■ **Task requirements**:
Pick every line with "screenshot" from the material below.

%%

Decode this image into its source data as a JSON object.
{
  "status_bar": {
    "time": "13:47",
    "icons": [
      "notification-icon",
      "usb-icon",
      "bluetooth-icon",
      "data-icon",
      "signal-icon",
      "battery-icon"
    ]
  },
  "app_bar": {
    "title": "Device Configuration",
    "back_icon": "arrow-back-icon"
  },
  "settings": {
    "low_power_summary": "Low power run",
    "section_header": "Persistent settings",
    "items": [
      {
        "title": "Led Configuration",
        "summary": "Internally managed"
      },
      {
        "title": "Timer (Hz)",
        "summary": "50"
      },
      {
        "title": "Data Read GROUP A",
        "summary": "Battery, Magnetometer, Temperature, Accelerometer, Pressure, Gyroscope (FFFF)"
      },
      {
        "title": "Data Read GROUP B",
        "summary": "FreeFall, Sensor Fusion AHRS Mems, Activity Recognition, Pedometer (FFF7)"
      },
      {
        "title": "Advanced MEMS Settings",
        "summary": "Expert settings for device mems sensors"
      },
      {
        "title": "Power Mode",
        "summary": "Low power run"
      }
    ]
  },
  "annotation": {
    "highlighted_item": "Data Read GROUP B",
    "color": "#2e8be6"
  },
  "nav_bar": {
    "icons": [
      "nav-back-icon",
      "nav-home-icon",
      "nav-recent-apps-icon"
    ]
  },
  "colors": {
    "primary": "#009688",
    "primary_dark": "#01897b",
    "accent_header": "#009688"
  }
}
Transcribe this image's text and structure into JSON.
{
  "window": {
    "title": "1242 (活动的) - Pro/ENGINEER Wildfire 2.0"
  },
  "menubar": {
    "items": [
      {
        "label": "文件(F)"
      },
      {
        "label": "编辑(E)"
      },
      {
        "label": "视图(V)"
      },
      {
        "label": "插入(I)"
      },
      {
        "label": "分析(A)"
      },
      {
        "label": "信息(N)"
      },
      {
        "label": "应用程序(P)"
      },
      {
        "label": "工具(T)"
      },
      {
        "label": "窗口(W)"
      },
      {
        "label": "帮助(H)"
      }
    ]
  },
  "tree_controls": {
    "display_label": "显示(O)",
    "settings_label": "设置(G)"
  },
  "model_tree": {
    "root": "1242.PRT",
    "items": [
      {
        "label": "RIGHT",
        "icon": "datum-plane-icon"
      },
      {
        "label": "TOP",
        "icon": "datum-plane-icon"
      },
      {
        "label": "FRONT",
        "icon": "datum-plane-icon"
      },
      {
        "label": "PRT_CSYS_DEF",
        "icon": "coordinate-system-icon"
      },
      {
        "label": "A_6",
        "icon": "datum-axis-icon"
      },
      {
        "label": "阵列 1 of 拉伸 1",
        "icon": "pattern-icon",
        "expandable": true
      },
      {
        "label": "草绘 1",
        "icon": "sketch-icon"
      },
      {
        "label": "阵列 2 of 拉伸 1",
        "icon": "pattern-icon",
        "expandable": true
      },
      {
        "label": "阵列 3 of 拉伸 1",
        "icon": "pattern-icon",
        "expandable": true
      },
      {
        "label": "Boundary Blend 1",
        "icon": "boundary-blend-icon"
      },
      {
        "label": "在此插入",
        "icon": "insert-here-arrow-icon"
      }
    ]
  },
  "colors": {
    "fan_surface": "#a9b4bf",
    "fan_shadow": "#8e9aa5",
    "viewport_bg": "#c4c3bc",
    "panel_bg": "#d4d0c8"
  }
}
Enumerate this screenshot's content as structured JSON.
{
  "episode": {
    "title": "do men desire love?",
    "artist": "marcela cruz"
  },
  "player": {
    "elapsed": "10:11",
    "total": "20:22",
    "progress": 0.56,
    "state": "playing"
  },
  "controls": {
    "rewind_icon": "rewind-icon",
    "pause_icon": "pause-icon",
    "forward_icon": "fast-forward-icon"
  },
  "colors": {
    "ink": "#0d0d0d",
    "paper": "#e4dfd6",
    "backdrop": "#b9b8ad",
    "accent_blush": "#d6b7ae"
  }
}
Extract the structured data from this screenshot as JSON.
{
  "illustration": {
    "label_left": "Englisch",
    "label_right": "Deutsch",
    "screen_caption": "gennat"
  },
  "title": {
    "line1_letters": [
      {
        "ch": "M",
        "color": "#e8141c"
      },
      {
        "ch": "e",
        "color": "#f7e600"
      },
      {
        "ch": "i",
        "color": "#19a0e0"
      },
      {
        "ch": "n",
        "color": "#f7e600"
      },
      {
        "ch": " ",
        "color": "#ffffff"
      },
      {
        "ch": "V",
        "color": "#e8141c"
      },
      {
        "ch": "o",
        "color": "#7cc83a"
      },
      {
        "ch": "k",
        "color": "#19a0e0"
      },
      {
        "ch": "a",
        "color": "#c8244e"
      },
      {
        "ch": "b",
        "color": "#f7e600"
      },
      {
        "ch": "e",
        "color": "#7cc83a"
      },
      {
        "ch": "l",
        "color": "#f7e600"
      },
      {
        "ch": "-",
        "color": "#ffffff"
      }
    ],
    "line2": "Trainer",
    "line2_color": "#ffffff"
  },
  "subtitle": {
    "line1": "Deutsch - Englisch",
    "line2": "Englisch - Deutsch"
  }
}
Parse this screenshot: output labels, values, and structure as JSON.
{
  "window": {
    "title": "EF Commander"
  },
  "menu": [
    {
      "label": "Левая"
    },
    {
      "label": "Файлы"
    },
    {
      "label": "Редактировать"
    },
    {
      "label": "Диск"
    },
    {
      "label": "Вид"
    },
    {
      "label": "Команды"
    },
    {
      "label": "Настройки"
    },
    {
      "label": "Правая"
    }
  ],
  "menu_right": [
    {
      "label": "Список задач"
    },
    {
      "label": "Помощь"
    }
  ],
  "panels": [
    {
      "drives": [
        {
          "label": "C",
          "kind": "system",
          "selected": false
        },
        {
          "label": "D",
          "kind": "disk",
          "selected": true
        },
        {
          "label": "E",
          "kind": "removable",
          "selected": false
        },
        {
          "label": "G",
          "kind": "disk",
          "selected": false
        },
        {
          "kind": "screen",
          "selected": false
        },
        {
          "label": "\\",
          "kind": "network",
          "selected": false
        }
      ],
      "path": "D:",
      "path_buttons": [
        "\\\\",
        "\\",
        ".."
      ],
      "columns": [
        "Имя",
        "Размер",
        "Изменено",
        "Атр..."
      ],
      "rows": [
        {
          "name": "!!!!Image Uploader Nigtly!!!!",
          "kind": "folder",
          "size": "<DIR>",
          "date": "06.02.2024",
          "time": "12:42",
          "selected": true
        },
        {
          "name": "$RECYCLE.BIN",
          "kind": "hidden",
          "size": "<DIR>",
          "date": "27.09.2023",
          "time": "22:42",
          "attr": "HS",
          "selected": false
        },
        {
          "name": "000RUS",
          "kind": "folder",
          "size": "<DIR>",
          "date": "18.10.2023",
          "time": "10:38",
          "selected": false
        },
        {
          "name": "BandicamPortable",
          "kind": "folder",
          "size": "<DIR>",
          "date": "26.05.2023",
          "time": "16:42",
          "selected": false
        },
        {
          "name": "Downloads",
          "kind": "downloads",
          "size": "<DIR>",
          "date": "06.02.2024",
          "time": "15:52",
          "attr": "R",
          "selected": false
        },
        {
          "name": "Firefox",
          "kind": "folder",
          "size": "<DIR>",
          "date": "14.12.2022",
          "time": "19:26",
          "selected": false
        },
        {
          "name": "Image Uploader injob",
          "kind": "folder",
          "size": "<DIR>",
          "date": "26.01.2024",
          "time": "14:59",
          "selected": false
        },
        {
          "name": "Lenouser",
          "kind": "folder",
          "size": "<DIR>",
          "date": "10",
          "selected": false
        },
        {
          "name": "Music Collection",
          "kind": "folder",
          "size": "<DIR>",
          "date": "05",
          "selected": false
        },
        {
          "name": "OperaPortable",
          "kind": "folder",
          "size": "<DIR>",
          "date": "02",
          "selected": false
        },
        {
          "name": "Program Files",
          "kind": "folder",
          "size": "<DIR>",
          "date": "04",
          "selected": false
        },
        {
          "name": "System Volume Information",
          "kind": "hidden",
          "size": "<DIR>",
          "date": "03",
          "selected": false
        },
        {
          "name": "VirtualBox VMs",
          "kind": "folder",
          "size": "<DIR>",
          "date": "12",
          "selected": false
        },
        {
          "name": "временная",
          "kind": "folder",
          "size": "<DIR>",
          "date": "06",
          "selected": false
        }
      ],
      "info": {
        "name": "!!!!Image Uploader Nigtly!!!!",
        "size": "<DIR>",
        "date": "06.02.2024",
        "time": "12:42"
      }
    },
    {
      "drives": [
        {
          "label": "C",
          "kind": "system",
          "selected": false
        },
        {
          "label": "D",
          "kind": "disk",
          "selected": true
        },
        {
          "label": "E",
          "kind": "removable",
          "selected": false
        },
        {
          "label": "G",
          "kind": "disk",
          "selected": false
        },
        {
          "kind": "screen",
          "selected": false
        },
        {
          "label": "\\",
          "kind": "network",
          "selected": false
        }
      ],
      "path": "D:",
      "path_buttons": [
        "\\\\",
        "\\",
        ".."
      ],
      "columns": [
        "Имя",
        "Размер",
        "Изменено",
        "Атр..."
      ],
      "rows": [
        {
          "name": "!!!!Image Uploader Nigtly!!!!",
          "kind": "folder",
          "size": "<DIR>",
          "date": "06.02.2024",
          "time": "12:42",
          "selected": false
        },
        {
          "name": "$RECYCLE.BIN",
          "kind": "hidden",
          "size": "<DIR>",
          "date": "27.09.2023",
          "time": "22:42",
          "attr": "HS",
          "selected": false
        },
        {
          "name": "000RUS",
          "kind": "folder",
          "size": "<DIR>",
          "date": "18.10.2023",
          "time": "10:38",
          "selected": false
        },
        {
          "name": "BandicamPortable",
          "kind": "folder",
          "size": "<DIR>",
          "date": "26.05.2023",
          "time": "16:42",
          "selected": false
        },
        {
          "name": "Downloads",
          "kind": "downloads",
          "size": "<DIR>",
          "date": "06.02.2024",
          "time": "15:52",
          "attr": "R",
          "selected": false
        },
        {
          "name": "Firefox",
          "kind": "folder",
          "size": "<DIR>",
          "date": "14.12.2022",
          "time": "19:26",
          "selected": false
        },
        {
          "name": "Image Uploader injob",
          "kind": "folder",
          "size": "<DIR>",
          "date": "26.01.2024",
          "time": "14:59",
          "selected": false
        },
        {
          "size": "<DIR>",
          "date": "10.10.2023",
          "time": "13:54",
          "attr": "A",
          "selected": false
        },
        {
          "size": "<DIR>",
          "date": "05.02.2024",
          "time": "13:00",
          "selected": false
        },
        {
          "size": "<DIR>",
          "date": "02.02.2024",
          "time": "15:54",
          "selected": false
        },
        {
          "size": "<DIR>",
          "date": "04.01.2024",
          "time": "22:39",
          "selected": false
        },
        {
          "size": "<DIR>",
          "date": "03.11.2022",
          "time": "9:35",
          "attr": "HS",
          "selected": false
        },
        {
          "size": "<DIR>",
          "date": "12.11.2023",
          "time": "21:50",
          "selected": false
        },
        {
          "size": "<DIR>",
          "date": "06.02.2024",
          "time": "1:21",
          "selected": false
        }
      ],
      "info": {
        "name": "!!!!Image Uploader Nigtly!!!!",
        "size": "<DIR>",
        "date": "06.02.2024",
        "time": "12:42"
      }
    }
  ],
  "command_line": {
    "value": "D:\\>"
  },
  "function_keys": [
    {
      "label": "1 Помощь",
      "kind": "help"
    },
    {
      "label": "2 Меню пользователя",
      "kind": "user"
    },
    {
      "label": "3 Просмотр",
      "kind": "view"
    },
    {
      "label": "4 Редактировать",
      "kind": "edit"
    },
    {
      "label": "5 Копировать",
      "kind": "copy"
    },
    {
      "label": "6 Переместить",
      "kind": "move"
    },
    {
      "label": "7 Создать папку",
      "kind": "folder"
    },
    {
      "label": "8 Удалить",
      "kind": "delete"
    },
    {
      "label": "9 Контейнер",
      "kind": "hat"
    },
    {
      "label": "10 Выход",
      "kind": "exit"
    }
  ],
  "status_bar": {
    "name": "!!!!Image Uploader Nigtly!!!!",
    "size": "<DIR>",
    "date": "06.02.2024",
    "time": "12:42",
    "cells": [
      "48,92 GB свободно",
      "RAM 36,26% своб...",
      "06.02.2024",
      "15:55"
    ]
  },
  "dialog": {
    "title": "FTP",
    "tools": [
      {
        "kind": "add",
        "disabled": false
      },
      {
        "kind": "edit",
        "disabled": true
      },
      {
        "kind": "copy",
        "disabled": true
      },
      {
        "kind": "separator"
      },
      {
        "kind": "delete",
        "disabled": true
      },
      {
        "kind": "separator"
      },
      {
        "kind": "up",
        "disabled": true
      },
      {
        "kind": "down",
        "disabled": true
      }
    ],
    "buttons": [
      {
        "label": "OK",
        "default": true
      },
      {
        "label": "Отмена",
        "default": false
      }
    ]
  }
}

%%

■ **Result for this task**:
Enumerate this screenshot's content as structured JSON.
Extract the structured data from this screenshot as JSON.
Parse this screenshot: output labels, values, and structure as JSON.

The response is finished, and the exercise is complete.